INSTRUCTION: Reproduce the whole listing below word for word, leaving out the pictures.

□ □ □ □ □ □ □

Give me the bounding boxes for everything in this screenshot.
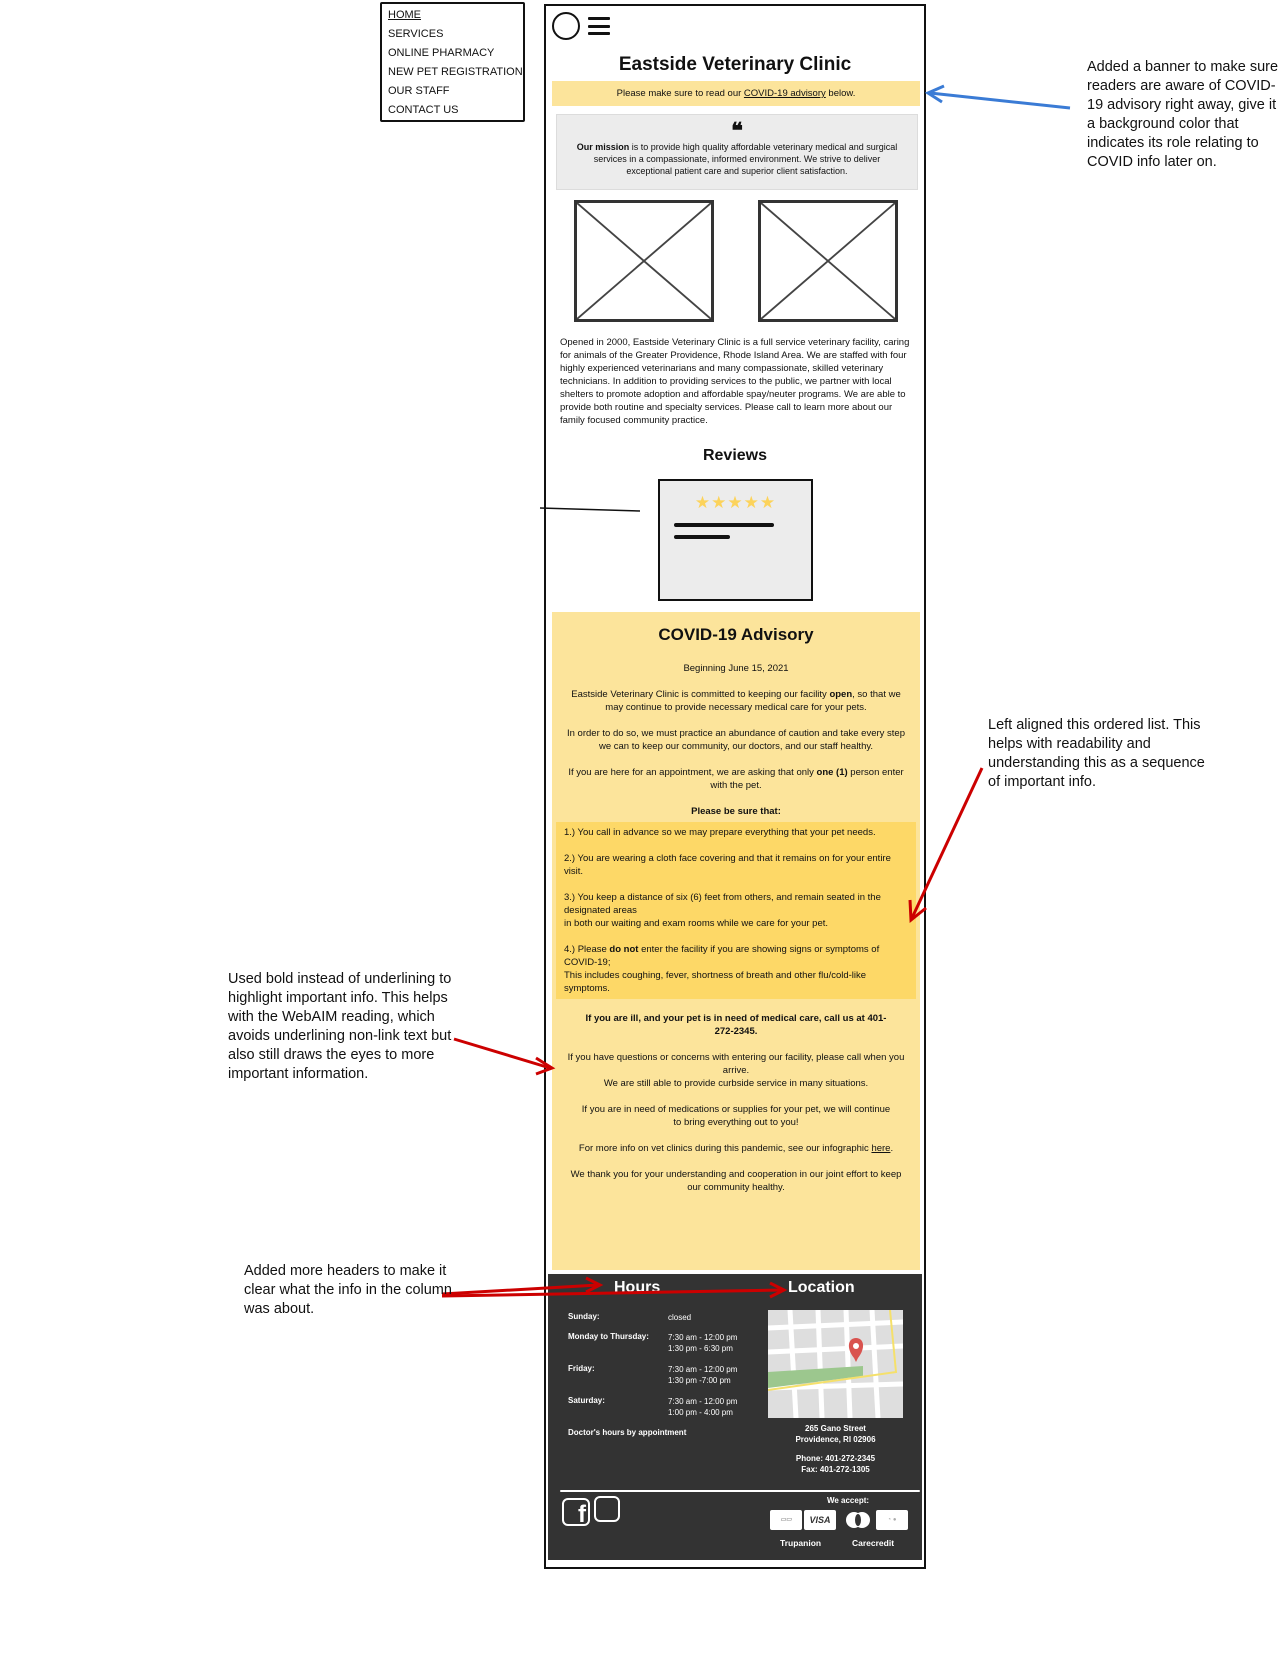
covid-para-open: Eastside Veterinary Clinic is committed …: [571, 689, 901, 713]
hours-time: 7:30 am - 12:00 pm 1:30 pm -7:00 pm: [668, 1365, 738, 1385]
covid-ill-callout: If you are ill, and your pet is in need …: [585, 1013, 887, 1037]
covid-para-medications: If you are in need of medications or sup…: [581, 1104, 891, 1128]
hamburger-menu-icon[interactable]: [588, 17, 610, 35]
amex-card-icon: ▭▭: [770, 1510, 802, 1530]
location-map[interactable]: [768, 1310, 903, 1418]
covid-para-thanks: We thank you for your understanding and …: [570, 1169, 902, 1193]
covid-para-infographic: For more info on vet clinics during this…: [578, 1143, 894, 1154]
nav-item-services[interactable]: SERVICES: [388, 25, 517, 44]
mission-box: ❝ Our mission is to provide high quality…: [556, 114, 918, 190]
star-rating-icon: ★★★★★: [694, 493, 777, 512]
review-text-scribble: [674, 535, 730, 539]
covid-ordered-list: 1.) You call in advance so we may prepar…: [556, 822, 916, 999]
review-card[interactable]: ★★★★★: [658, 479, 813, 601]
covid-para-questions: If you have questions or concerns with e…: [567, 1052, 905, 1089]
instagram-icon[interactable]: [594, 1496, 620, 1522]
reviews-heading: Reviews: [702, 447, 768, 464]
trupanion-label: Trupanion: [780, 1538, 822, 1548]
hours-time: closed: [668, 1313, 692, 1322]
visa-card-icon: VISA: [804, 1510, 836, 1530]
annotation-headers-note: Added more headers to make it clear what…: [244, 1263, 452, 1317]
facebook-icon[interactable]: f: [562, 1498, 590, 1526]
banner-text-pre: Please make sure to read our: [616, 88, 744, 99]
covid-para-caution: In order to do so, we must practice an a…: [567, 728, 905, 752]
top-bar: [552, 12, 610, 40]
banner-text-post: below.: [825, 88, 856, 99]
mastercard-icon: [842, 1510, 874, 1530]
covid-heading: COVID-19 Advisory: [658, 625, 814, 644]
hours-day: Sunday:: [568, 1312, 600, 1321]
review-text-scribble: [674, 523, 774, 527]
logo-icon[interactable]: [552, 12, 580, 40]
nav-item-our-staff[interactable]: OUR STAFF: [388, 82, 517, 101]
infographic-link[interactable]: here: [871, 1143, 890, 1154]
hours-day: Friday:: [568, 1364, 595, 1373]
covid-date: Beginning June 15, 2021: [683, 663, 789, 674]
annotation-bold-note: Used bold instead of underlining to high…: [228, 971, 452, 1082]
covid-para-appointment: If you are here for an appointment, we a…: [568, 767, 904, 791]
we-accept-label: We accept:: [826, 1496, 870, 1505]
annotation-list-note: Left aligned this ordered list. This hel…: [988, 717, 1205, 790]
mobile-wireframe: Eastside Veterinary Clinic Please make s…: [544, 4, 926, 1569]
nav-item-new-pet-registration[interactable]: NEW PET REGISTRATION: [388, 63, 523, 82]
hours-day: Monday to Thursday:: [568, 1332, 649, 1341]
list-item: 1.) You call in advance so we may prepar…: [564, 827, 876, 838]
annotation-banner-note: Added a banner to make sure readers are …: [1087, 59, 1279, 170]
quote-icon: ❝: [731, 118, 743, 144]
footer: Hours Location Sunday: closed Monday to …: [548, 1274, 922, 1560]
covid-advisory-section: COVID-19 Advisory Beginning June 15, 202…: [552, 612, 920, 1270]
covid-list-heading: Please be sure that:: [691, 806, 781, 817]
site-title: Eastside Veterinary Clinic: [618, 54, 852, 75]
list-item: 4.) Please do not enter the facility if …: [564, 944, 880, 994]
nav-dropdown-menu: HOME SERVICES ONLINE PHARMACY NEW PET RE…: [380, 2, 525, 122]
mission-lead: Our mission: [576, 142, 630, 152]
contact-numbers: Phone: 401-272-2345 Fax: 401-272-1305: [795, 1454, 876, 1474]
footer-divider: [560, 1490, 920, 1492]
address: 265 Gano Street Providence, RI 02906: [795, 1424, 876, 1444]
image-placeholder-1: [574, 200, 714, 322]
nav-item-contact-us[interactable]: CONTACT US: [388, 101, 517, 120]
nav-item-online-pharmacy[interactable]: ONLINE PHARMACY: [388, 44, 517, 63]
list-item: 2.) You are wearing a cloth face coverin…: [564, 853, 891, 877]
covid-advisory-link[interactable]: COVID-19 advisory: [744, 88, 826, 99]
hours-heading: Hours: [614, 1279, 661, 1296]
about-paragraph: Opened in 2000, Eastside Veterinary Clin…: [560, 337, 910, 426]
location-heading: Location: [788, 1279, 855, 1296]
doctor-hours-note: Doctor's hours by appointment: [568, 1428, 687, 1437]
hours-day: Saturday:: [568, 1396, 605, 1405]
nav-item-home[interactable]: HOME: [388, 6, 517, 25]
hours-time: 7:30 am - 12:00 pm 1:00 pm - 4:00 pm: [668, 1397, 738, 1417]
list-item: 3.) You keep a distance of six (6) feet …: [564, 892, 881, 929]
hours-time: 7:30 am - 12:00 pm 1:30 pm - 6:30 pm: [668, 1333, 738, 1353]
carecredit-label: Carecredit: [852, 1538, 895, 1548]
image-placeholder-2: [758, 200, 898, 322]
covid-banner: Please make sure to read our COVID-19 ad…: [552, 81, 920, 106]
mission-text: is to provide high quality affordable ve…: [593, 142, 898, 176]
discover-card-icon: ◔ ●: [876, 1510, 908, 1530]
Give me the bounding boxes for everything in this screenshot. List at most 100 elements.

□ □ □ □ □ □ □

RESULT BELOW:
Give me the bounding boxes for everything in this screenshot.
covid-para-open: Eastside Veterinary Clinic is committed …: [571, 689, 901, 713]
hours-time: 7:30 am - 12:00 pm 1:30 pm -7:00 pm: [668, 1365, 738, 1385]
covid-ill-callout: If you are ill, and your pet is in need …: [585, 1013, 887, 1037]
covid-para-medications: If you are in need of medications or sup…: [581, 1104, 891, 1128]
hamburger-menu-icon[interactable]: [588, 17, 610, 35]
amex-card-icon: ▭▭: [770, 1510, 802, 1530]
location-map[interactable]: [768, 1310, 903, 1418]
covid-para-thanks: We thank you for your understanding and …: [570, 1169, 902, 1193]
covid-para-infographic: For more info on vet clinics during this…: [578, 1143, 894, 1154]
nav-item-services[interactable]: SERVICES: [388, 25, 517, 44]
mission-box: ❝ Our mission is to provide high quality…: [556, 114, 918, 190]
star-rating-icon: ★★★★★: [694, 493, 777, 512]
review-text-scribble: [674, 535, 730, 539]
covid-ordered-list: 1.) You call in advance so we may prepar…: [556, 822, 916, 999]
review-card[interactable]: ★★★★★: [658, 479, 813, 601]
covid-para-questions: If you have questions or concerns with e…: [567, 1052, 905, 1089]
instagram-icon[interactable]: [594, 1496, 620, 1522]
reviews-heading: Reviews: [702, 447, 768, 464]
trupanion-label: Trupanion: [780, 1538, 822, 1548]
hours-time: closed: [668, 1313, 692, 1322]
visa-card-icon: VISA: [804, 1510, 836, 1530]
annotation-headers-note: Added more headers to make it clear what…: [244, 1263, 452, 1317]
facebook-icon[interactable]: f: [562, 1498, 590, 1526]
banner-text-pre: Please make sure to read our: [616, 88, 744, 99]
covid-para-caution: In order to do so, we must practice an a…: [567, 728, 905, 752]
top-bar: [552, 12, 610, 40]
banner-text-post: below.: [825, 88, 856, 99]
mastercard-icon: [842, 1510, 874, 1530]
covid-heading: COVID-19 Advisory: [658, 625, 814, 644]
hours-day: Sunday:: [568, 1312, 600, 1321]
review-text-scribble: [674, 523, 774, 527]
logo-icon[interactable]: [552, 12, 580, 40]
nav-item-our-staff[interactable]: OUR STAFF: [388, 82, 517, 101]
infographic-link[interactable]: here: [871, 1143, 890, 1154]
hours-day: Friday:: [568, 1364, 595, 1373]
covid-date: Beginning June 15, 2021: [683, 663, 789, 674]
annotation-bold-note: Used bold instead of underlining to high…: [228, 971, 452, 1082]
covid-para-appointment: If you are here for an appointment, we a…: [568, 767, 904, 791]
we-accept-label: We accept:: [826, 1496, 870, 1505]
annotation-list-note: Left aligned this ordered list. This hel…: [988, 717, 1205, 790]
mobile-wireframe: Eastside Veterinary Clinic Please make s…: [544, 4, 926, 1569]
nav-item-new-pet-registration[interactable]: NEW PET REGISTRATION: [388, 63, 523, 82]
hours-day: Monday to Thursday:: [568, 1332, 649, 1341]
list-item: 1.) You call in advance so we may prepar…: [564, 827, 876, 838]
annotation-banner-note: Added a banner to make sure readers are …: [1087, 59, 1279, 170]
quote-icon: ❝: [731, 118, 743, 144]
footer: Hours Location Sunday: closed Monday to …: [548, 1274, 922, 1560]
covid-advisory-section: COVID-19 Advisory Beginning June 15, 202…: [552, 612, 920, 1270]
covid-list-heading: Please be sure that:: [691, 806, 781, 817]
site-title: Eastside Veterinary Clinic: [618, 54, 852, 75]
list-item: 4.) Please do not enter the facility if …: [564, 944, 880, 994]
nav-dropdown-menu: HOME SERVICES ONLINE PHARMACY NEW PET RE…: [380, 2, 525, 122]
mission-lead: Our mission: [576, 142, 630, 152]
contact-numbers: Phone: 401-272-2345 Fax: 401-272-1305: [795, 1454, 876, 1474]
footer-divider: [560, 1490, 920, 1492]
address: 265 Gano Street Providence, RI 02906: [795, 1424, 876, 1444]
image-placeholder-1: [574, 200, 714, 322]
nav-item-contact-us[interactable]: CONTACT US: [388, 101, 517, 120]
nav-item-online-pharmacy[interactable]: ONLINE PHARMACY: [388, 44, 517, 63]
list-item: 2.) You are wearing a cloth face coverin…: [564, 853, 891, 877]
covid-advisory-link[interactable]: COVID-19 advisory: [744, 88, 826, 99]
hours-heading: Hours: [614, 1279, 661, 1296]
about-paragraph: Opened in 2000, Eastside Veterinary Clin…: [560, 337, 910, 426]
location-heading: Location: [788, 1279, 855, 1296]
doctor-hours-note: Doctor's hours by appointment: [568, 1428, 687, 1437]
hours-day: Saturday:: [568, 1396, 605, 1405]
nav-item-home[interactable]: HOME: [388, 6, 517, 25]
hours-time: 7:30 am - 12:00 pm 1:00 pm - 4:00 pm: [668, 1397, 738, 1417]
list-item: 3.) You keep a distance of six (6) feet …: [564, 892, 881, 929]
hours-time: 7:30 am - 12:00 pm 1:30 pm - 6:30 pm: [668, 1333, 738, 1353]
carecredit-label: Carecredit: [852, 1538, 895, 1548]
image-placeholder-2: [758, 200, 898, 322]
covid-banner: Please make sure to read our COVID-19 ad…: [552, 81, 920, 106]
mission-text: is to provide high quality affordable ve…: [593, 142, 898, 176]
discover-card-icon: ◔ ●: [876, 1510, 908, 1530]
Give me the bounding boxes for everything in this screenshot. List at most 100 elements.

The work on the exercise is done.